— WHAT YOU WILL DO —
Using the material below, count the lines that contain the word "JSON" and report the number only.

— DATA FOR THIS EXERCISE —

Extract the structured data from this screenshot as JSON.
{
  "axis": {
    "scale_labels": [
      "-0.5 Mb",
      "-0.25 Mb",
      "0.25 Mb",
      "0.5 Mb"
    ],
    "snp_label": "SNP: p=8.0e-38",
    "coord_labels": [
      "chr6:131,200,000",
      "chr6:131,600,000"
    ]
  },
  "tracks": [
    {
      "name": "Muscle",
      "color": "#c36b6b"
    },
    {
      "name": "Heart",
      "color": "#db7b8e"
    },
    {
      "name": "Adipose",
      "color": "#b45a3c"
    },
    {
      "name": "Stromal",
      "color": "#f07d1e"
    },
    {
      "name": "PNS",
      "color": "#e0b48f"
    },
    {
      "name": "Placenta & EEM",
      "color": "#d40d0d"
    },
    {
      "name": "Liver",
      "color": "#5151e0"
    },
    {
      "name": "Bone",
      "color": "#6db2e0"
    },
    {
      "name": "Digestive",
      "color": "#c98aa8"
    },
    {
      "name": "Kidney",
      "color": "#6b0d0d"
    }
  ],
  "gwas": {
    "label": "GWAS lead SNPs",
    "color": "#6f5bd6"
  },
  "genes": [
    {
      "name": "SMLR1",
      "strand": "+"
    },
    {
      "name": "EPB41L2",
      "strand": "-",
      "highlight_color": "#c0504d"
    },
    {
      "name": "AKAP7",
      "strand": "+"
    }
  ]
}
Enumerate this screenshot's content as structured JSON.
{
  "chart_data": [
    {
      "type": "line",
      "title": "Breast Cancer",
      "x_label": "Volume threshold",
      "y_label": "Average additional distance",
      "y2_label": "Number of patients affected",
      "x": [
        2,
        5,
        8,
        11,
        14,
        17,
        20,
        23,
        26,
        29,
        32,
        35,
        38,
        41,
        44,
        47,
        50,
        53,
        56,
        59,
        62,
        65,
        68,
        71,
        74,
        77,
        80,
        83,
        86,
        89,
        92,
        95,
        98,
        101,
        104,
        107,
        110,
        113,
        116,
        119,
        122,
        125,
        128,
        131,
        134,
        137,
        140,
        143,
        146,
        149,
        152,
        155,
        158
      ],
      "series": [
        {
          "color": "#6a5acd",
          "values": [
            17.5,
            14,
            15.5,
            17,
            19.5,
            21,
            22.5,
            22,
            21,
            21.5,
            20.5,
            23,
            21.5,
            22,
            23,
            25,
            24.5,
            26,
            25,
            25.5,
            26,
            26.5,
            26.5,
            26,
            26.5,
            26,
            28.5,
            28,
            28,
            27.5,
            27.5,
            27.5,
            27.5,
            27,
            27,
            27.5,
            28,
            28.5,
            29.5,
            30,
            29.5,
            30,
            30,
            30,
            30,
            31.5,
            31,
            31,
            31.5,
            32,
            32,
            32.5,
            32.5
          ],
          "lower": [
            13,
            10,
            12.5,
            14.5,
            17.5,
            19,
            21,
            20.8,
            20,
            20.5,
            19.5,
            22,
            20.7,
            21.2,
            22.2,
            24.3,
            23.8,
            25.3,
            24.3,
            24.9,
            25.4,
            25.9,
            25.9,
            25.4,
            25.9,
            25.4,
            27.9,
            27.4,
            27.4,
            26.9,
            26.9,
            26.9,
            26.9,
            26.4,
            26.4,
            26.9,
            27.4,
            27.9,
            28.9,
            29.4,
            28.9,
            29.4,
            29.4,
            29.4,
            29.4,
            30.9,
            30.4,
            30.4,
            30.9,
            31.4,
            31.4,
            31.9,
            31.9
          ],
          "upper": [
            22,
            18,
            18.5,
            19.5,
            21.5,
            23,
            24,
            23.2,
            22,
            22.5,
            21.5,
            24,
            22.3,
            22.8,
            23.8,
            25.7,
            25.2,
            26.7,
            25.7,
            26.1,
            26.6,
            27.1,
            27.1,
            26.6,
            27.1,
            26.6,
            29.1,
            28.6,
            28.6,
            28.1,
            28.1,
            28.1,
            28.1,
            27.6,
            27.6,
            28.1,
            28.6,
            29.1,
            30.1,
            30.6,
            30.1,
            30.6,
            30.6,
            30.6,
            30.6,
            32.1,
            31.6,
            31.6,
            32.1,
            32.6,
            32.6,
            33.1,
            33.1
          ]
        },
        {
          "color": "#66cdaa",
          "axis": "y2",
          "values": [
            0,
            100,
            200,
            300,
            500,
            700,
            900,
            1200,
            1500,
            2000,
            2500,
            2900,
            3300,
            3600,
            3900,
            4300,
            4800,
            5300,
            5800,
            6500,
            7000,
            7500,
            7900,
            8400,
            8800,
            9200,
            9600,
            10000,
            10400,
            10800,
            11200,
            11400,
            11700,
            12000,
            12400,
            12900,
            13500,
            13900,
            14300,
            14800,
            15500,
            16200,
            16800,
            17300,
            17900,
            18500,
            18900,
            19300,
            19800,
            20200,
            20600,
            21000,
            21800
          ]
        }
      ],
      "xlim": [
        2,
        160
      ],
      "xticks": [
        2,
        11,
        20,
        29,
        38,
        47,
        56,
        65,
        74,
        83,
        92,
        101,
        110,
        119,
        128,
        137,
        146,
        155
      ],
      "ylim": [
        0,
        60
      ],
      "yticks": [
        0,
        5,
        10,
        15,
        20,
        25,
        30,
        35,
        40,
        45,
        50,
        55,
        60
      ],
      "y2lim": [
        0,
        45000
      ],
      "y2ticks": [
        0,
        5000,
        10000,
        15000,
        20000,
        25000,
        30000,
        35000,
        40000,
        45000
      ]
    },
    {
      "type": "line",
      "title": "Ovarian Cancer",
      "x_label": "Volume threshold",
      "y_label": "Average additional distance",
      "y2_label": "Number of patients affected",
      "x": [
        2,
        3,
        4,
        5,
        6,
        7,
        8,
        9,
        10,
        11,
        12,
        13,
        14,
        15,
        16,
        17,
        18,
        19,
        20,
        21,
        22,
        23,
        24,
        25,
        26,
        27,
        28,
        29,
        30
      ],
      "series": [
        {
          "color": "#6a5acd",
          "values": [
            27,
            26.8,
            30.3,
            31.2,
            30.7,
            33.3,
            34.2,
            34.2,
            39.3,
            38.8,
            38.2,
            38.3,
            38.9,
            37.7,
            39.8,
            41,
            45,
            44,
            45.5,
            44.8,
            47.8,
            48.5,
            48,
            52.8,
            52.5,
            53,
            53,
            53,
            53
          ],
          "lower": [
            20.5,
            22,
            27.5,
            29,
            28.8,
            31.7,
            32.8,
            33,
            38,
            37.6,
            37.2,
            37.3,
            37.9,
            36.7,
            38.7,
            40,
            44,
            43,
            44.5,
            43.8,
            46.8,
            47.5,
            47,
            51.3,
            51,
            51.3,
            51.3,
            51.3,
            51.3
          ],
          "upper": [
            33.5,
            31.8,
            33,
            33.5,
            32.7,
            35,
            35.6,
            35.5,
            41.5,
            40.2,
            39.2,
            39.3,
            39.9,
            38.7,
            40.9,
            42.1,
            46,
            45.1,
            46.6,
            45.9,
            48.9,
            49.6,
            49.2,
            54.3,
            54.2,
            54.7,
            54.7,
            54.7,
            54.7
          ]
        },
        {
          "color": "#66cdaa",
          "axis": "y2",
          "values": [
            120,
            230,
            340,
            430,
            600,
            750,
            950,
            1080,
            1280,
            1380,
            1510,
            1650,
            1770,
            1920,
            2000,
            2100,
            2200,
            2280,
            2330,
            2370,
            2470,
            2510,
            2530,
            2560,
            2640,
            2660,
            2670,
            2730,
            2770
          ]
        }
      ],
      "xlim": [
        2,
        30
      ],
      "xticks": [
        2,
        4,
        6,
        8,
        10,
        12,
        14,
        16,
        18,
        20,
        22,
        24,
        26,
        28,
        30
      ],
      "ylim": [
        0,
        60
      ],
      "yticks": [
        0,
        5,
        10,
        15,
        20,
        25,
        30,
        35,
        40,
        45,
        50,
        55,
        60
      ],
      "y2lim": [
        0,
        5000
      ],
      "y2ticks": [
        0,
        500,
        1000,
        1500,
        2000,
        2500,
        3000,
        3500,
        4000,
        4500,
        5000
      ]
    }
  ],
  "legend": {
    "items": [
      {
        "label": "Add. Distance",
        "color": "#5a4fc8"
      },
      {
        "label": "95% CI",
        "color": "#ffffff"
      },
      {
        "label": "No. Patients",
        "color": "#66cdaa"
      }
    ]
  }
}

— EXERCISE RESPONSE —
2